Each line that holds the word "психологія" should be returned.

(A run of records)
-- BEGIN --

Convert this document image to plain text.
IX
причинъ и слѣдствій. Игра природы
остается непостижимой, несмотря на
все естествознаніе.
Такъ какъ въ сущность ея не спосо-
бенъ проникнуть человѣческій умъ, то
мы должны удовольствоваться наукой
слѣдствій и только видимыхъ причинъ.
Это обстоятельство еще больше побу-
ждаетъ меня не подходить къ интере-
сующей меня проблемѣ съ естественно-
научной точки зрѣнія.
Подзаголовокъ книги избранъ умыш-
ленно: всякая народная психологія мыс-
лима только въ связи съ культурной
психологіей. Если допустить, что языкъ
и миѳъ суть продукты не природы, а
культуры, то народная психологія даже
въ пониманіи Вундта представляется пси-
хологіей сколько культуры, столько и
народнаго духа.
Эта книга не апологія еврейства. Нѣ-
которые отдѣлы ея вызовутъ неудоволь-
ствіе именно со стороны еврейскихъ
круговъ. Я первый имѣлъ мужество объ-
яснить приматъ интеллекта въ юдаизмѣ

-- END --

## Solved problem:
ленно: всякая народная психологія мыс-
культуры, то народная психологія даже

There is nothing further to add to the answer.